- _DATASET ROWS_
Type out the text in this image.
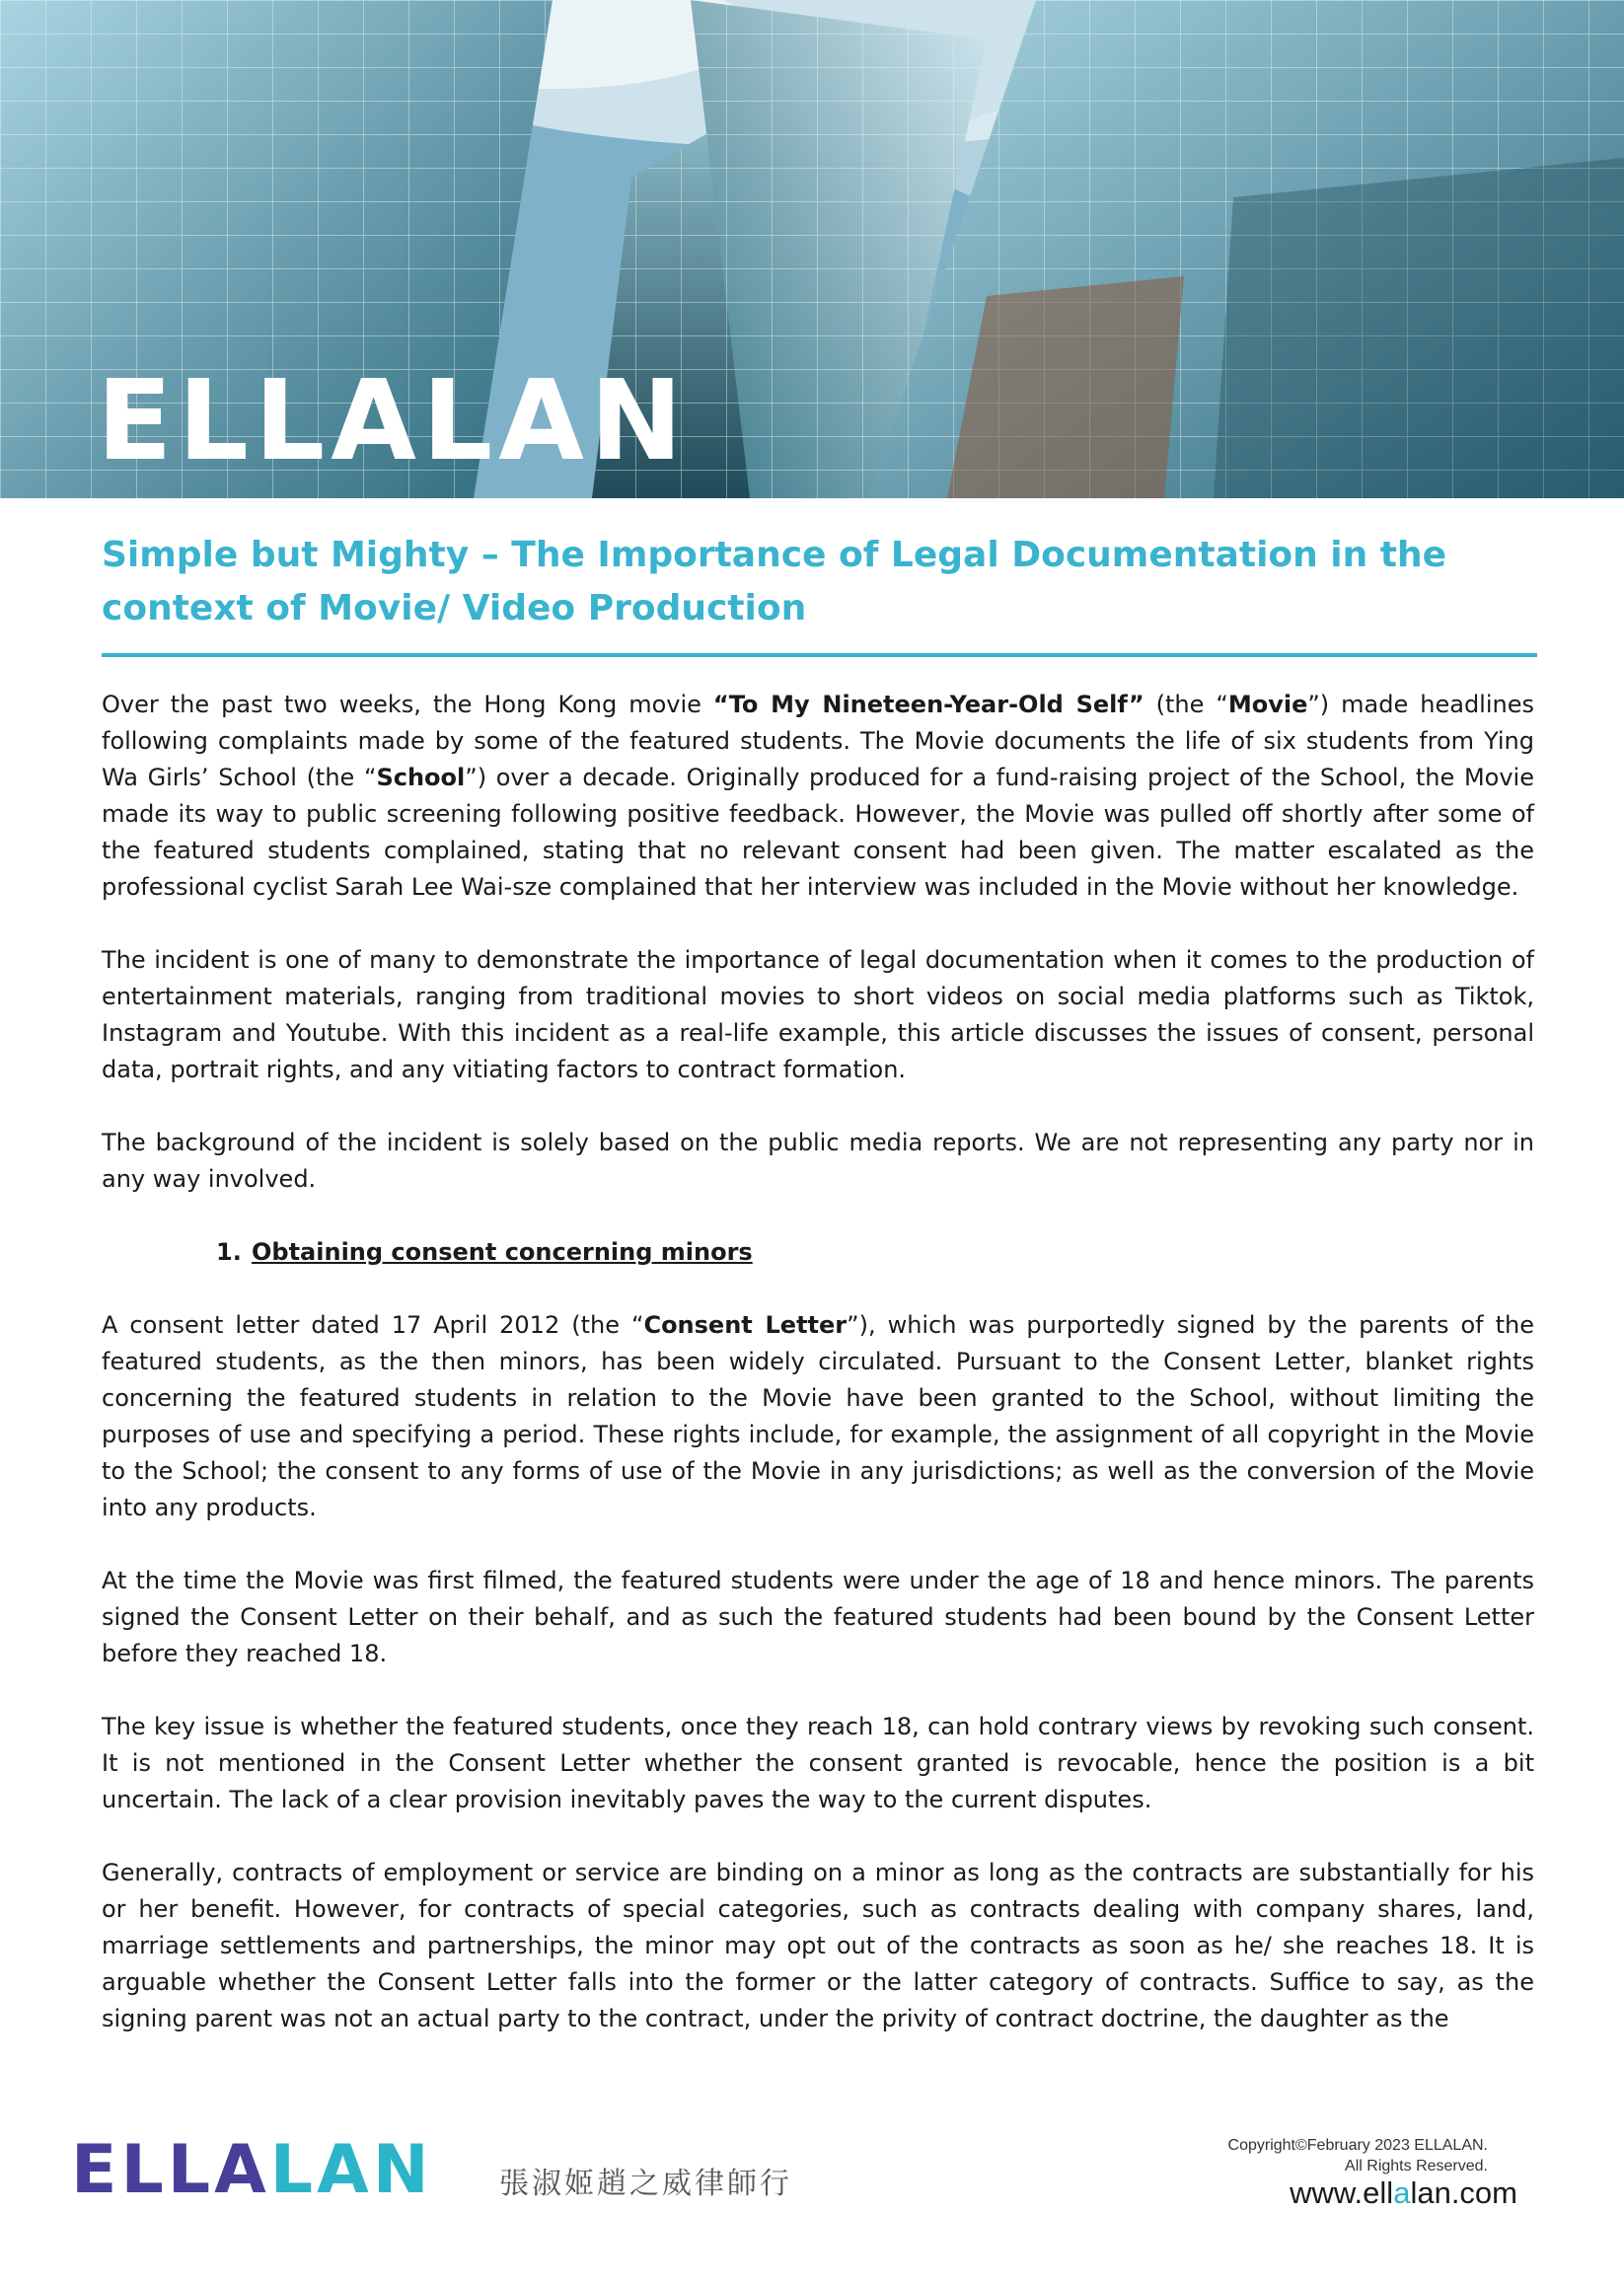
ELLALAN
Simple but Mighty – The Importance of Legal Documentation in the context of Movie/ Video Production

Over the past two weeks, the Hong Kong movie “To My Nineteen-Year-Old Self” (the “Movie”) made headlines following complaints made by some of the featured students. The Movie documents the life of six students from Ying Wa Girls’ School (the “School”) over a decade. Originally produced for a fund-raising project of the School, the Movie made its way to public screening following positive feedback. However, the Movie was pulled off shortly after some of the featured students complained, stating that no relevant consent had been given. The matter escalated as the professional cyclist Sarah Lee Wai-sze complained that her interview was included in the Movie without her knowledge.

The incident is one of many to demonstrate the importance of legal documentation when it comes to the production of entertainment materials, ranging from traditional movies to short videos on social media platforms such as Tiktok, Instagram and Youtube. With this incident as a real-life example, this article discusses the issues of consent, personal data, portrait rights, and any vitiating factors to contract formation.

The background of the incident is solely based on the public media reports. We are not representing any party nor in any way involved.

1. Obtaining consent concerning minors

A consent letter dated 17 April 2012 (the “Consent Letter”), which was purportedly signed by the parents of the featured students, as the then minors, has been widely circulated. Pursuant to the Consent Letter, blanket rights concerning the featured students in relation to the Movie have been granted to the School, without limiting the purposes of use and specifying a period. These rights include, for example, the assignment of all copyright in the Movie to the School; the consent to any forms of use of the Movie in any jurisdictions; as well as the conversion of the Movie into any products.

At the time the Movie was first filmed, the featured students were under the age of 18 and hence minors. The parents signed the Consent Letter on their behalf, and as such the featured students had been bound by the Consent Letter before they reached 18.

The key issue is whether the featured students, once they reach 18, can hold contrary views by revoking such consent. It is not mentioned in the Consent Letter whether the consent granted is revocable, hence the position is a bit uncertain. The lack of a clear provision inevitably paves the way to the current disputes.

Generally, contracts of employment or service are binding on a minor as long as the contracts are substantially for his or her benefit. However, for contracts of special categories, such as contracts dealing with company shares, land, marriage settlements and partnerships, the minor may opt out of the contracts as soon as he/ she reaches 18. It is arguable whether the Consent Letter falls into the former or the latter category of contracts. Suffice to say, as the signing parent was not an actual party to the contract, under the privity of contract doctrine, the daughter as the

ELLALAN 張淑姬趙之威律師行
Copyright©February 2023 ELLALAN.
All Rights Reserved.
www.ellalan.com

- _STATED EXERCISE_
The material above must be printed exactly, with its pictures left out.

- _EXERCISE RESPONSE_
Type out the text in this image.
ELLALAN
Simple but Mighty – The Importance of Legal Documentation in the context of Movie/ Video Production

Over the past two weeks, the Hong Kong movie “To My Nineteen-Year-Old Self” (the “Movie”) made headlines following complaints made by some of the featured students. The Movie documents the life of six students from Ying Wa Girls’ School (the “School”) over a decade. Originally produced for a fund-raising project of the School, the Movie made its way to public screening following positive feedback. However, the Movie was pulled off shortly after some of the featured students complained, stating that no relevant consent had been given. The matter escalated as the professional cyclist Sarah Lee Wai-sze complained that her interview was included in the Movie without her knowledge.

The incident is one of many to demonstrate the importance of legal documentation when it comes to the production of entertainment materials, ranging from traditional movies to short videos on social media platforms such as Tiktok, Instagram and Youtube. With this incident as a real-life example, this article discusses the issues of consent, personal data, portrait rights, and any vitiating factors to contract formation.

The background of the incident is solely based on the public media reports. We are not representing any party nor in any way involved.

1. Obtaining consent concerning minors

A consent letter dated 17 April 2012 (the “Consent Letter”), which was purportedly signed by the parents of the featured students, as the then minors, has been widely circulated. Pursuant to the Consent Letter, blanket rights concerning the featured students in relation to the Movie have been granted to the School, without limiting the purposes of use and specifying a period. These rights include, for example, the assignment of all copyright in the Movie to the School; the consent to any forms of use of the Movie in any jurisdictions; as well as the conversion of the Movie into any products.

At the time the Movie was first filmed, the featured students were under the age of 18 and hence minors. The parents signed the Consent Letter on their behalf, and as such the featured students had been bound by the Consent Letter before they reached 18.

The key issue is whether the featured students, once they reach 18, can hold contrary views by revoking such consent. It is not mentioned in the Consent Letter whether the consent granted is revocable, hence the position is a bit uncertain. The lack of a clear provision inevitably paves the way to the current disputes.

Generally, contracts of employment or service are binding on a minor as long as the contracts are substantially for his or her benefit. However, for contracts of special categories, such as contracts dealing with company shares, land, marriage settlements and partnerships, the minor may opt out of the contracts as soon as he/ she reaches 18. It is arguable whether the Consent Letter falls into the former or the latter category of contracts. Suffice to say, as the signing parent was not an actual party to the contract, under the privity of contract doctrine, the daughter as the

ELLALAN 張淑姬趙之威律師行
Copyright©February 2023 ELLALAN.
All Rights Reserved.
www.ellalan.com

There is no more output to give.